(Aim of the exercise): Repeat every line of the material, character for character.

(Information given):
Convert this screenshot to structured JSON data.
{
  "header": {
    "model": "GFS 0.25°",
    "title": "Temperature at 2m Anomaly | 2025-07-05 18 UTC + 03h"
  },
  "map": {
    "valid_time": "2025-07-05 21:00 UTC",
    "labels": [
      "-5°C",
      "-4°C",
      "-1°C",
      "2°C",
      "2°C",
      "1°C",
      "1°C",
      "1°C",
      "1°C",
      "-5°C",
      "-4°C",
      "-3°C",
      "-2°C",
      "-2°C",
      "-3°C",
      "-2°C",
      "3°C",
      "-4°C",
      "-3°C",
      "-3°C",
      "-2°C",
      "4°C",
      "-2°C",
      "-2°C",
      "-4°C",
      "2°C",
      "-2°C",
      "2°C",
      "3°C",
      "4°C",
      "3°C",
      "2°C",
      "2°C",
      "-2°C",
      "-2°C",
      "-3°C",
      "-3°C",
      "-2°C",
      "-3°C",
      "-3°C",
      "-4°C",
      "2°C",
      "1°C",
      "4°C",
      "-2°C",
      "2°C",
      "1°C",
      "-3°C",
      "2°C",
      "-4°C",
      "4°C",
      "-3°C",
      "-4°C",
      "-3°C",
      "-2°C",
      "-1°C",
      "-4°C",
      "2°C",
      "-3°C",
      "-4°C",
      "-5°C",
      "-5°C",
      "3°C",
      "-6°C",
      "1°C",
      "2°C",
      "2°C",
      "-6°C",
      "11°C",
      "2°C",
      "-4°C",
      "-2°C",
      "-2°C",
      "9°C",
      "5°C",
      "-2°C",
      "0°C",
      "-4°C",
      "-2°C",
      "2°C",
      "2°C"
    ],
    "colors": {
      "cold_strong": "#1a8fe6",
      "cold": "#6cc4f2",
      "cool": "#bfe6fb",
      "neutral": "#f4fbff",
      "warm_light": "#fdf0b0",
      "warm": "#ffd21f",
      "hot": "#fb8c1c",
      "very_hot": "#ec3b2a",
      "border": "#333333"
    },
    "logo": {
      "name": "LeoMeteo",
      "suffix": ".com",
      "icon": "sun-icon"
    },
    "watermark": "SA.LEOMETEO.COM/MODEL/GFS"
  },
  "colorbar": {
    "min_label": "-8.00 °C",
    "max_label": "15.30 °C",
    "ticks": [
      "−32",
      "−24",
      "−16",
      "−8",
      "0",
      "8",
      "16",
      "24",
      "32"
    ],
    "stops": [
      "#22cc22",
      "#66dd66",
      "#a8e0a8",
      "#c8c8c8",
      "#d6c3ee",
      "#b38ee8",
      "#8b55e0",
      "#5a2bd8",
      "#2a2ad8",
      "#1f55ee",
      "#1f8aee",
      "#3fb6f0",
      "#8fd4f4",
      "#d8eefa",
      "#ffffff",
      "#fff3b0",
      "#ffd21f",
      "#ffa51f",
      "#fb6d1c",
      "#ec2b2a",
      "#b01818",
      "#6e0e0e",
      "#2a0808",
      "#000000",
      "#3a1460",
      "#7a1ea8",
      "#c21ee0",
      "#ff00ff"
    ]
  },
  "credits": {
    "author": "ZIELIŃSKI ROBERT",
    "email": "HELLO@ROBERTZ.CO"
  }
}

(Task output):
Convert this screenshot to structured JSON data.
{
  "header": {
    "model": "GFS 0.25°",
    "title": "Temperature at 2m Anomaly | 2025-07-05 18 UTC + 03h"
  },
  "map": {
    "valid_time": "2025-07-05 21:00 UTC",
    "labels": [
      "-5°C",
      "-4°C",
      "-1°C",
      "2°C",
      "2°C",
      "1°C",
      "1°C",
      "1°C",
      "1°C",
      "-5°C",
      "-4°C",
      "-3°C",
      "-2°C",
      "-2°C",
      "-3°C",
      "-2°C",
      "3°C",
      "-4°C",
      "-3°C",
      "-3°C",
      "-2°C",
      "4°C",
      "-2°C",
      "-2°C",
      "-4°C",
      "2°C",
      "-2°C",
      "2°C",
      "3°C",
      "4°C",
      "3°C",
      "2°C",
      "2°C",
      "-2°C",
      "-2°C",
      "-3°C",
      "-3°C",
      "-2°C",
      "-3°C",
      "-3°C",
      "-4°C",
      "2°C",
      "1°C",
      "4°C",
      "-2°C",
      "2°C",
      "1°C",
      "-3°C",
      "2°C",
      "-4°C",
      "4°C",
      "-3°C",
      "-4°C",
      "-3°C",
      "-2°C",
      "-1°C",
      "-4°C",
      "2°C",
      "-3°C",
      "-4°C",
      "-5°C",
      "-5°C",
      "3°C",
      "-6°C",
      "1°C",
      "2°C",
      "2°C",
      "-6°C",
      "11°C",
      "2°C",
      "-4°C",
      "-2°C",
      "-2°C",
      "9°C",
      "5°C",
      "-2°C",
      "0°C",
      "-4°C",
      "-2°C",
      "2°C",
      "2°C"
    ],
    "colors": {
      "cold_strong": "#1a8fe6",
      "cold": "#6cc4f2",
      "cool": "#bfe6fb",
      "neutral": "#f4fbff",
      "warm_light": "#fdf0b0",
      "warm": "#ffd21f",
      "hot": "#fb8c1c",
      "very_hot": "#ec3b2a",
      "border": "#333333"
    },
    "logo": {
      "name": "LeoMeteo",
      "suffix": ".com",
      "icon": "sun-icon"
    },
    "watermark": "SA.LEOMETEO.COM/MODEL/GFS"
  },
  "colorbar": {
    "min_label": "-8.00 °C",
    "max_label": "15.30 °C",
    "ticks": [
      "−32",
      "−24",
      "−16",
      "−8",
      "0",
      "8",
      "16",
      "24",
      "32"
    ],
    "stops": [
      "#22cc22",
      "#66dd66",
      "#a8e0a8",
      "#c8c8c8",
      "#d6c3ee",
      "#b38ee8",
      "#8b55e0",
      "#5a2bd8",
      "#2a2ad8",
      "#1f55ee",
      "#1f8aee",
      "#3fb6f0",
      "#8fd4f4",
      "#d8eefa",
      "#ffffff",
      "#fff3b0",
      "#ffd21f",
      "#ffa51f",
      "#fb6d1c",
      "#ec2b2a",
      "#b01818",
      "#6e0e0e",
      "#2a0808",
      "#000000",
      "#3a1460",
      "#7a1ea8",
      "#c21ee0",
      "#ff00ff"
    ]
  },
  "credits": {
    "author": "ZIELIŃSKI ROBERT",
    "email": "HELLO@ROBERTZ.CO"
  }
}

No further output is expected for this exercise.